● Directive
Please copy out the data below line for line without changing anything, and leave the pictures out of your answer.

--- BEGIN Raw data ---

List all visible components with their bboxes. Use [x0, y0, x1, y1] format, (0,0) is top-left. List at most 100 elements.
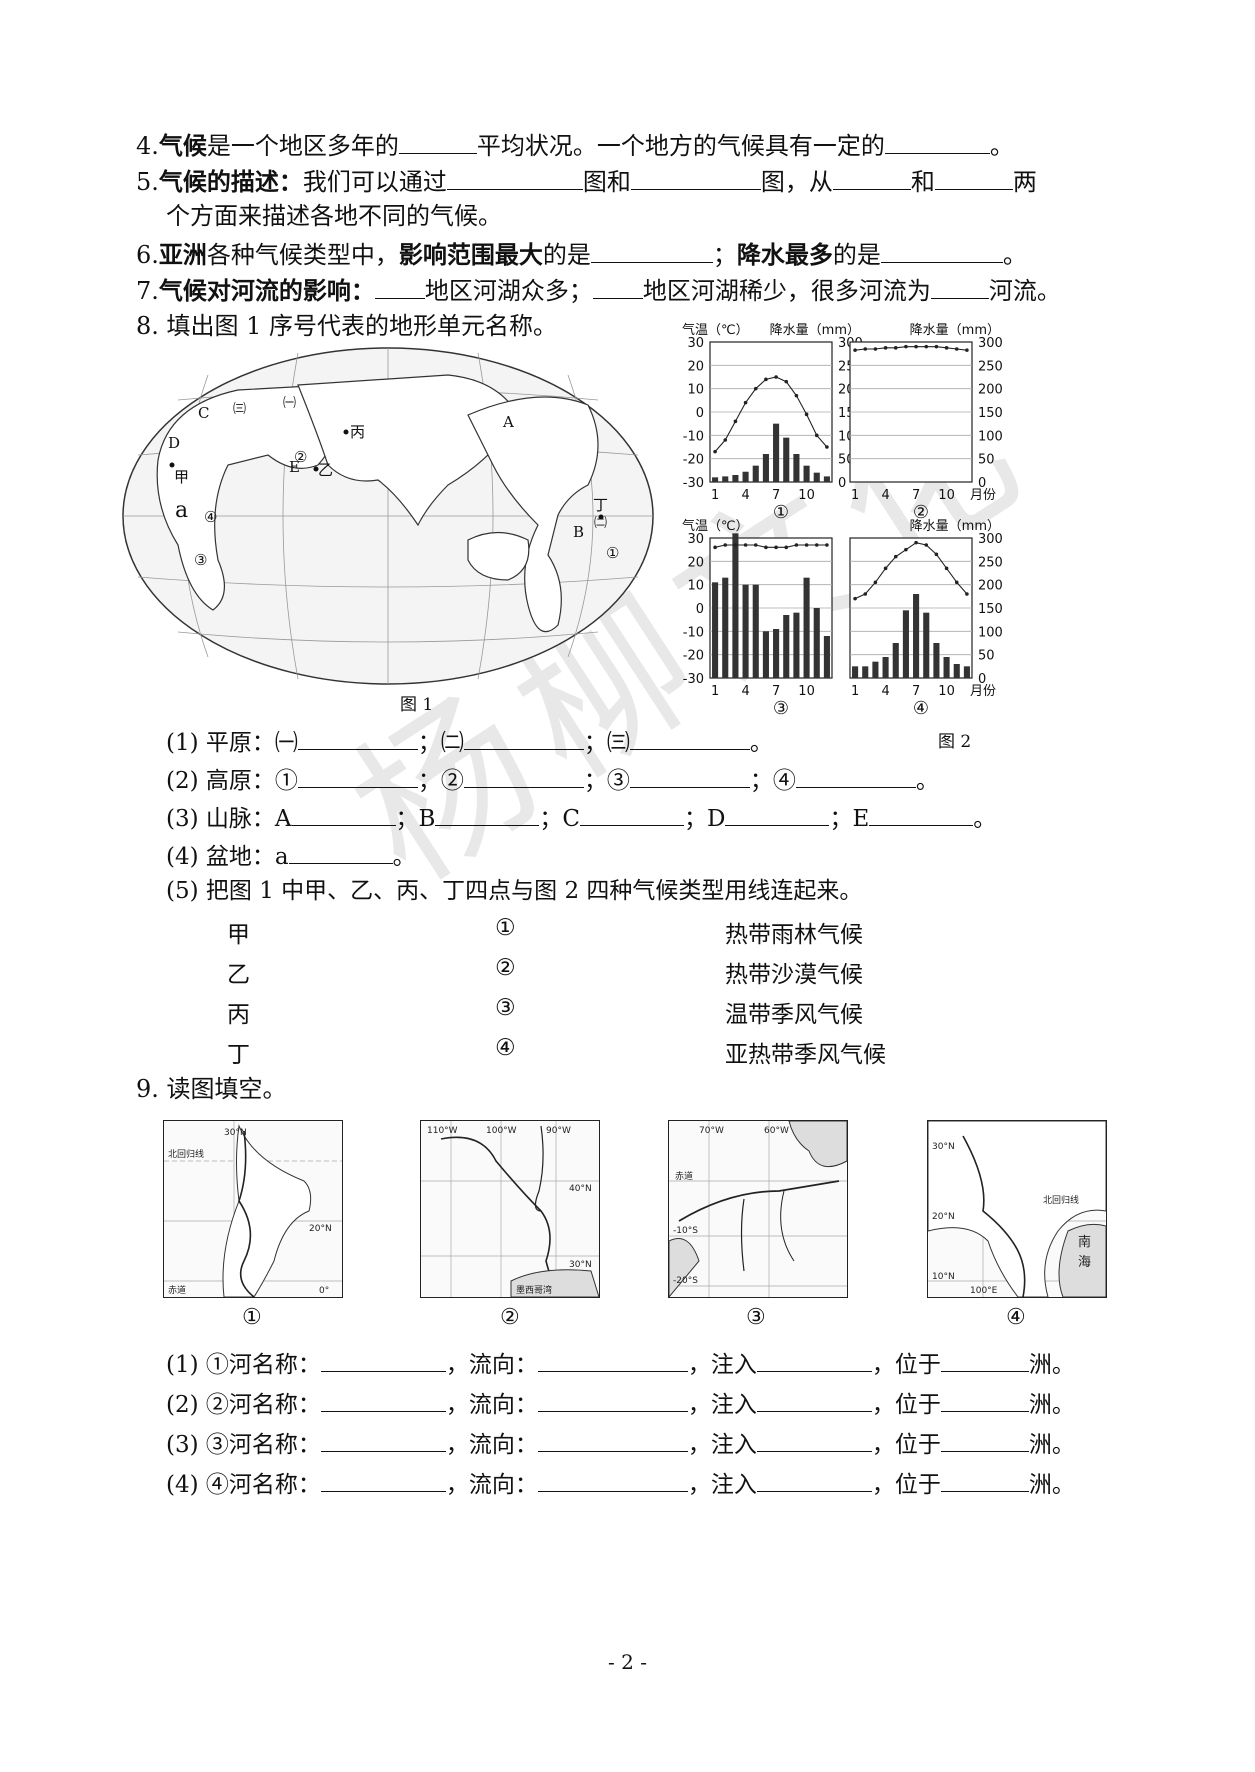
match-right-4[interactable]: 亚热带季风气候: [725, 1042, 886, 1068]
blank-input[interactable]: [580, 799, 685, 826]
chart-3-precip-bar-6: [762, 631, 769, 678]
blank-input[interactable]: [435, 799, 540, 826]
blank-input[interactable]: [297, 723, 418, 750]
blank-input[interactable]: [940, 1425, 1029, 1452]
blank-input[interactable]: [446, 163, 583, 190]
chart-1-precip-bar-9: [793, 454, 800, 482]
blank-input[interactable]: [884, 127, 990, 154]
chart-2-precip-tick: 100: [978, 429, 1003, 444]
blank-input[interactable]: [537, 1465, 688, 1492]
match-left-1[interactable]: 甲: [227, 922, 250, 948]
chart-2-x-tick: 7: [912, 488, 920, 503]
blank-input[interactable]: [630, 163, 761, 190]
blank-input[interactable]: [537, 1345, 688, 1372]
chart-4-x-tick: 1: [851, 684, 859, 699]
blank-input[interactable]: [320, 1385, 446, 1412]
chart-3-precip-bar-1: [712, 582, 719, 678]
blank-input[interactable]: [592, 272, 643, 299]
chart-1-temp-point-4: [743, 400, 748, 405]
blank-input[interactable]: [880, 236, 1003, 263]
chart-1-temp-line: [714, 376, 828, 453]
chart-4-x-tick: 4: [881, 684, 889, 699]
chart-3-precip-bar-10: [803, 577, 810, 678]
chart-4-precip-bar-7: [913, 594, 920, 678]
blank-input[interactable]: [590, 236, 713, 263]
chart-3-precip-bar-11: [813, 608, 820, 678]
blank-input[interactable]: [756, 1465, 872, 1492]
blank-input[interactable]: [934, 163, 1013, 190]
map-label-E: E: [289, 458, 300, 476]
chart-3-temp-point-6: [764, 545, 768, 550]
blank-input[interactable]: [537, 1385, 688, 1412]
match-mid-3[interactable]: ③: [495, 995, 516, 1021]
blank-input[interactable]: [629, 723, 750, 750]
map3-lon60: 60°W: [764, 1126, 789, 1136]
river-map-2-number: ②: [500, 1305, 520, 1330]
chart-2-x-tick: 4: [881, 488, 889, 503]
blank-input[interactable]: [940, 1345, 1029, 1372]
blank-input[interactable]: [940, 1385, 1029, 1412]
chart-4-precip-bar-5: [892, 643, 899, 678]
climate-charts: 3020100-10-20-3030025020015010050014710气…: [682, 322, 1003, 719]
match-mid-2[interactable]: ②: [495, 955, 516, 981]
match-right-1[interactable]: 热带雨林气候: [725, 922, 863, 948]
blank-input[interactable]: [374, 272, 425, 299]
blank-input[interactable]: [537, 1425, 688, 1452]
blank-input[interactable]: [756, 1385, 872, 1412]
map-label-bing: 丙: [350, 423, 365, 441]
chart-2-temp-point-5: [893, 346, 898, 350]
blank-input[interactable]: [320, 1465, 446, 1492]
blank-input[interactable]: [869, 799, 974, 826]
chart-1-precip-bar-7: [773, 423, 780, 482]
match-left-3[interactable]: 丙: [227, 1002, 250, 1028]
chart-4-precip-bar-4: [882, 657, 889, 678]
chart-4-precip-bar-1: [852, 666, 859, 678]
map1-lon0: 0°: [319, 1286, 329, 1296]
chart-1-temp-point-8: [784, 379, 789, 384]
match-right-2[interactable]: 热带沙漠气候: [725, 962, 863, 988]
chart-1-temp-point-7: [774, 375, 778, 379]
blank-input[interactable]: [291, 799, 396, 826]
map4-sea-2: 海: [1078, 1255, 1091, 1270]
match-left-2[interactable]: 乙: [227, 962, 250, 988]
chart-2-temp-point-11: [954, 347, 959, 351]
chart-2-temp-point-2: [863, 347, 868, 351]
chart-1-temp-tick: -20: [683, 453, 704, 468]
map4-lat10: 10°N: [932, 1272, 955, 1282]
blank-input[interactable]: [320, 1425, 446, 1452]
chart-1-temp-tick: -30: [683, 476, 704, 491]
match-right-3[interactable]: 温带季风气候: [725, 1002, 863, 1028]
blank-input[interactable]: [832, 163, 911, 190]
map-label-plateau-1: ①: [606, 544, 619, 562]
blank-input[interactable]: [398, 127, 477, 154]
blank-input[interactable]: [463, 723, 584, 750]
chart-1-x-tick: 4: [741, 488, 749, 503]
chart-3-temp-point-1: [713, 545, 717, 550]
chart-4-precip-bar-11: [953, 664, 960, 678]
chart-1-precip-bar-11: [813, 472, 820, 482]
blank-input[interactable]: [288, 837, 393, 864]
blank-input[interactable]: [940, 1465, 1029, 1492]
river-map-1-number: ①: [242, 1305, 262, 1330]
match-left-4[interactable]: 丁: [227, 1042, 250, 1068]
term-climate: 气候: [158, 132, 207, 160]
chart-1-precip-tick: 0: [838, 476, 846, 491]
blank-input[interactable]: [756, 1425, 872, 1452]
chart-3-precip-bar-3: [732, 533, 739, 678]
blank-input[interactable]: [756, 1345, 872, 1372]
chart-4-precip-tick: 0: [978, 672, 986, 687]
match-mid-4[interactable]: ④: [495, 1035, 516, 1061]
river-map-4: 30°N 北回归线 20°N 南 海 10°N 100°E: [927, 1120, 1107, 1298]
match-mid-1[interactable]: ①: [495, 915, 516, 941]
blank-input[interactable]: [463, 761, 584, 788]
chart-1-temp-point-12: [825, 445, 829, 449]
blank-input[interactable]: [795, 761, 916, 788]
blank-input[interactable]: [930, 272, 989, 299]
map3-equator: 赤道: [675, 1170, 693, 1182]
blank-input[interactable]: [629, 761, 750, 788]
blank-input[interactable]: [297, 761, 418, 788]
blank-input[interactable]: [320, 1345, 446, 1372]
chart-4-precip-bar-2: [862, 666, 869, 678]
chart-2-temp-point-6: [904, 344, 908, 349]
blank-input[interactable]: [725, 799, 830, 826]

--- END Raw data ---

● Complete response
List all visible components with their bboxes. Use [x0, y0, x1, y1] format, (0,0) is top-left. List at most 100 elements.
match-right-4[interactable]: 亚热带季风气候: [725, 1042, 886, 1068]
blank-input[interactable]: [580, 799, 685, 826]
chart-3-precip-bar-6: [762, 631, 769, 678]
blank-input[interactable]: [435, 799, 540, 826]
blank-input[interactable]: [297, 723, 418, 750]
blank-input[interactable]: [940, 1425, 1029, 1452]
blank-input[interactable]: [446, 163, 583, 190]
chart-1-precip-bar-9: [793, 454, 800, 482]
blank-input[interactable]: [884, 127, 990, 154]
chart-2-precip-tick: 100: [978, 429, 1003, 444]
blank-input[interactable]: [537, 1465, 688, 1492]
match-left-1[interactable]: 甲: [227, 922, 250, 948]
chart-2-x-tick: 7: [912, 488, 920, 503]
blank-input[interactable]: [630, 163, 761, 190]
blank-input[interactable]: [537, 1345, 688, 1372]
chart-4-x-tick: 1: [851, 684, 859, 699]
blank-input[interactable]: [320, 1385, 446, 1412]
chart-3-precip-bar-1: [712, 582, 719, 678]
blank-input[interactable]: [592, 272, 643, 299]
chart-1-temp-point-4: [743, 400, 748, 405]
blank-input[interactable]: [880, 236, 1003, 263]
chart-1-temp-line: [714, 376, 828, 453]
chart-4-x-tick: 4: [881, 684, 889, 699]
chart-3-precip-bar-10: [803, 577, 810, 678]
chart-4-precip-bar-7: [913, 594, 920, 678]
blank-input[interactable]: [590, 236, 713, 263]
chart-3-precip-bar-11: [813, 608, 820, 678]
blank-input[interactable]: [756, 1465, 872, 1492]
blank-input[interactable]: [934, 163, 1013, 190]
map-label-E: E: [289, 458, 300, 476]
chart-3-temp-point-6: [764, 545, 768, 550]
blank-input[interactable]: [537, 1385, 688, 1412]
match-mid-3[interactable]: ③: [495, 995, 516, 1021]
blank-input[interactable]: [629, 723, 750, 750]
map3-lon60: 60°W: [764, 1126, 789, 1136]
river-map-2-number: ②: [500, 1305, 520, 1330]
chart-2-x-tick: 4: [881, 488, 889, 503]
blank-input[interactable]: [940, 1345, 1029, 1372]
blank-input[interactable]: [940, 1385, 1029, 1412]
chart-4-precip-bar-5: [892, 643, 899, 678]
climate-charts: 3020100-10-20-3030025020015010050014710气…: [682, 322, 1003, 719]
match-mid-2[interactable]: ②: [495, 955, 516, 981]
match-right-1[interactable]: 热带雨林气候: [725, 922, 863, 948]
blank-input[interactable]: [374, 272, 425, 299]
blank-input[interactable]: [537, 1425, 688, 1452]
blank-input[interactable]: [756, 1385, 872, 1412]
map-label-bing: 丙: [350, 423, 365, 441]
chart-2-temp-point-5: [893, 346, 898, 350]
blank-input[interactable]: [320, 1465, 446, 1492]
blank-input[interactable]: [869, 799, 974, 826]
chart-1-precip-bar-7: [773, 423, 780, 482]
match-left-3[interactable]: 丙: [227, 1002, 250, 1028]
chart-4-precip-bar-4: [882, 657, 889, 678]
chart-4-precip-bar-1: [852, 666, 859, 678]
map1-lon0: 0°: [319, 1286, 329, 1296]
chart-1-temp-point-8: [784, 379, 789, 384]
match-right-2[interactable]: 热带沙漠气候: [725, 962, 863, 988]
chart-1-temp-point-7: [774, 375, 778, 379]
blank-input[interactable]: [291, 799, 396, 826]
map4-sea-2: 海: [1078, 1255, 1091, 1270]
match-left-2[interactable]: 乙: [227, 962, 250, 988]
chart-2-temp-point-11: [954, 347, 959, 351]
chart-2-temp-point-2: [863, 347, 868, 351]
chart-1-temp-tick: -20: [683, 453, 704, 468]
map4-lat10: 10°N: [932, 1272, 955, 1282]
blank-input[interactable]: [320, 1425, 446, 1452]
chart-1-temp-tick: -30: [683, 476, 704, 491]
match-right-3[interactable]: 温带季风气候: [725, 1002, 863, 1028]
blank-input[interactable]: [832, 163, 911, 190]
map-label-plateau-1: ①: [606, 544, 619, 562]
blank-input[interactable]: [398, 127, 477, 154]
blank-input[interactable]: [463, 723, 584, 750]
chart-1-x-tick: 4: [741, 488, 749, 503]
chart-3-temp-point-1: [713, 545, 717, 550]
chart-4-precip-bar-11: [953, 664, 960, 678]
chart-1-precip-bar-11: [813, 472, 820, 482]
blank-input[interactable]: [288, 837, 393, 864]
blank-input[interactable]: [940, 1465, 1029, 1492]
river-map-1-number: ①: [242, 1305, 262, 1330]
match-left-4[interactable]: 丁: [227, 1042, 250, 1068]
term-climate: 气候: [158, 132, 207, 160]
chart-1-precip-tick: 0: [838, 476, 846, 491]
blank-input[interactable]: [756, 1425, 872, 1452]
chart-3-precip-bar-3: [732, 533, 739, 678]
blank-input[interactable]: [756, 1345, 872, 1372]
chart-4-precip-tick: 0: [978, 672, 986, 687]
match-mid-4[interactable]: ④: [495, 1035, 516, 1061]
river-map-4: 30°N 北回归线 20°N 南 海 10°N 100°E: [927, 1120, 1107, 1298]
match-mid-1[interactable]: ①: [495, 915, 516, 941]
blank-input[interactable]: [463, 761, 584, 788]
chart-1-temp-point-12: [825, 445, 829, 449]
blank-input[interactable]: [795, 761, 916, 788]
blank-input[interactable]: [930, 272, 989, 299]
map3-equator: 赤道: [675, 1170, 693, 1182]
blank-input[interactable]: [629, 761, 750, 788]
blank-input[interactable]: [297, 761, 418, 788]
blank-input[interactable]: [320, 1345, 446, 1372]
chart-4-precip-bar-2: [862, 666, 869, 678]
chart-2-temp-point-6: [904, 344, 908, 349]
blank-input[interactable]: [725, 799, 830, 826]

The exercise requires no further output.